EXERCISE PROMPT:
Please print all of the material below, word for word.

(Stored dataset items)
/---

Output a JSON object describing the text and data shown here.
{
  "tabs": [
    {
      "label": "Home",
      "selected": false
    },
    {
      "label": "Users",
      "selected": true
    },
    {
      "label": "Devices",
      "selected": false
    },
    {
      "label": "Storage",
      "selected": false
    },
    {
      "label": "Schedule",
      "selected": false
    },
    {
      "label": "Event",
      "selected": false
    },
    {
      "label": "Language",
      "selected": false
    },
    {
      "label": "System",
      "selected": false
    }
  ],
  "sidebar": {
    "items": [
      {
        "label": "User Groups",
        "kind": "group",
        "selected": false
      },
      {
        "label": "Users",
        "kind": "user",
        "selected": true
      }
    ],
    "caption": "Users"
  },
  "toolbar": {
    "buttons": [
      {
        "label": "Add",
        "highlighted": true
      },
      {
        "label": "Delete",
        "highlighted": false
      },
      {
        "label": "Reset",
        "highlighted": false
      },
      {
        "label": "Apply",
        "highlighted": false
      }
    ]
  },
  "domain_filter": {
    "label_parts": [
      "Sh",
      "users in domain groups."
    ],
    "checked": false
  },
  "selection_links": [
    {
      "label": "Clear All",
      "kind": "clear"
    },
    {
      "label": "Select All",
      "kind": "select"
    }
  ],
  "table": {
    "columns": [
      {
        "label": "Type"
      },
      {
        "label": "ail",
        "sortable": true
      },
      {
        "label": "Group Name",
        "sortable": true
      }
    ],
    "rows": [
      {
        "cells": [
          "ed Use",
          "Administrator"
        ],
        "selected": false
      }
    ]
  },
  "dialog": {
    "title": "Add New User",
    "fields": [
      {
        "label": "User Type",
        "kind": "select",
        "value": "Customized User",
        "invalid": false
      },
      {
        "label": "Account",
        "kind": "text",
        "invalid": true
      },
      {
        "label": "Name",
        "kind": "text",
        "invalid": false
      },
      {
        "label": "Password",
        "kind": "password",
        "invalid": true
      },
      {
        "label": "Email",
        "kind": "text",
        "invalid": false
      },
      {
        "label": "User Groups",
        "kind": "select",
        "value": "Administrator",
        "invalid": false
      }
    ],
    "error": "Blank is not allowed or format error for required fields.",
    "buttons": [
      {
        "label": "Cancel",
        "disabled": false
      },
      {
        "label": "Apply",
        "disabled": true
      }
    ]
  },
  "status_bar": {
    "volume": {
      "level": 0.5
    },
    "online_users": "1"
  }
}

\---

WRITTEN REPLY:
Output a JSON object describing the text and data shown here.
{
  "tabs": [
    {
      "label": "Home",
      "selected": false
    },
    {
      "label": "Users",
      "selected": true
    },
    {
      "label": "Devices",
      "selected": false
    },
    {
      "label": "Storage",
      "selected": false
    },
    {
      "label": "Schedule",
      "selected": false
    },
    {
      "label": "Event",
      "selected": false
    },
    {
      "label": "Language",
      "selected": false
    },
    {
      "label": "System",
      "selected": false
    }
  ],
  "sidebar": {
    "items": [
      {
        "label": "User Groups",
        "kind": "group",
        "selected": false
      },
      {
        "label": "Users",
        "kind": "user",
        "selected": true
      }
    ],
    "caption": "Users"
  },
  "toolbar": {
    "buttons": [
      {
        "label": "Add",
        "highlighted": true
      },
      {
        "label": "Delete",
        "highlighted": false
      },
      {
        "label": "Reset",
        "highlighted": false
      },
      {
        "label": "Apply",
        "highlighted": false
      }
    ]
  },
  "domain_filter": {
    "label_parts": [
      "Sh",
      "users in domain groups."
    ],
    "checked": false
  },
  "selection_links": [
    {
      "label": "Clear All",
      "kind": "clear"
    },
    {
      "label": "Select All",
      "kind": "select"
    }
  ],
  "table": {
    "columns": [
      {
        "label": "Type"
      },
      {
        "label": "ail",
        "sortable": true
      },
      {
        "label": "Group Name",
        "sortable": true
      }
    ],
    "rows": [
      {
        "cells": [
          "ed Use",
          "Administrator"
        ],
        "selected": false
      }
    ]
  },
  "dialog": {
    "title": "Add New User",
    "fields": [
      {
        "label": "User Type",
        "kind": "select",
        "value": "Customized User",
        "invalid": false
      },
      {
        "label": "Account",
        "kind": "text",
        "invalid": true
      },
      {
        "label": "Name",
        "kind": "text",
        "invalid": false
      },
      {
        "label": "Password",
        "kind": "password",
        "invalid": true
      },
      {
        "label": "Email",
        "kind": "text",
        "invalid": false
      },
      {
        "label": "User Groups",
        "kind": "select",
        "value": "Administrator",
        "invalid": false
      }
    ],
    "error": "Blank is not allowed or format error for required fields.",
    "buttons": [
      {
        "label": "Cancel",
        "disabled": false
      },
      {
        "label": "Apply",
        "disabled": true
      }
    ]
  },
  "status_bar": {
    "volume": {
      "level": 0.5
    },
    "online_users": "1"
  }
}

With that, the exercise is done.